▶ _Given request_: Exact reproduction is required for all entries.

[Dataset items]
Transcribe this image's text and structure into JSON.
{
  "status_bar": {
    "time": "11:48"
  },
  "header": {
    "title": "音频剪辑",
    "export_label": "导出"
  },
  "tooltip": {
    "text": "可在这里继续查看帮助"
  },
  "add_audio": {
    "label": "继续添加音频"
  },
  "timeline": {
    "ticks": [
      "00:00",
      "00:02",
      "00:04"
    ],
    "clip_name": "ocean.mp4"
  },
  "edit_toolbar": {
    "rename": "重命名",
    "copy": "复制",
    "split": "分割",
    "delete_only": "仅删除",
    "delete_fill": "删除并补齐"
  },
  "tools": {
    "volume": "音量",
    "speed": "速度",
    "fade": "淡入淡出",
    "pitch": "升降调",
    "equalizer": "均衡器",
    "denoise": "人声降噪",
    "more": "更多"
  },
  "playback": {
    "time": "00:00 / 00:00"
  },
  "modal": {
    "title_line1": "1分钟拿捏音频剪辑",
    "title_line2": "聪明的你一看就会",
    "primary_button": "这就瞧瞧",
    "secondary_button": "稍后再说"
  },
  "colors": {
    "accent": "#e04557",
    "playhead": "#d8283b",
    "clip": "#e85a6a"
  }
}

▶ _Task solution_:
Transcribe this image's text and structure into JSON.
{
  "status_bar": {
    "time": "11:48"
  },
  "header": {
    "title": "音频剪辑",
    "export_label": "导出"
  },
  "tooltip": {
    "text": "可在这里继续查看帮助"
  },
  "add_audio": {
    "label": "继续添加音频"
  },
  "timeline": {
    "ticks": [
      "00:00",
      "00:02",
      "00:04"
    ],
    "clip_name": "ocean.mp4"
  },
  "edit_toolbar": {
    "rename": "重命名",
    "copy": "复制",
    "split": "分割",
    "delete_only": "仅删除",
    "delete_fill": "删除并补齐"
  },
  "tools": {
    "volume": "音量",
    "speed": "速度",
    "fade": "淡入淡出",
    "pitch": "升降调",
    "equalizer": "均衡器",
    "denoise": "人声降噪",
    "more": "更多"
  },
  "playback": {
    "time": "00:00 / 00:00"
  },
  "modal": {
    "title_line1": "1分钟拿捏音频剪辑",
    "title_line2": "聪明的你一看就会",
    "primary_button": "这就瞧瞧",
    "secondary_button": "稍后再说"
  },
  "colors": {
    "accent": "#e04557",
    "playhead": "#d8283b",
    "clip": "#e85a6a"
  }
}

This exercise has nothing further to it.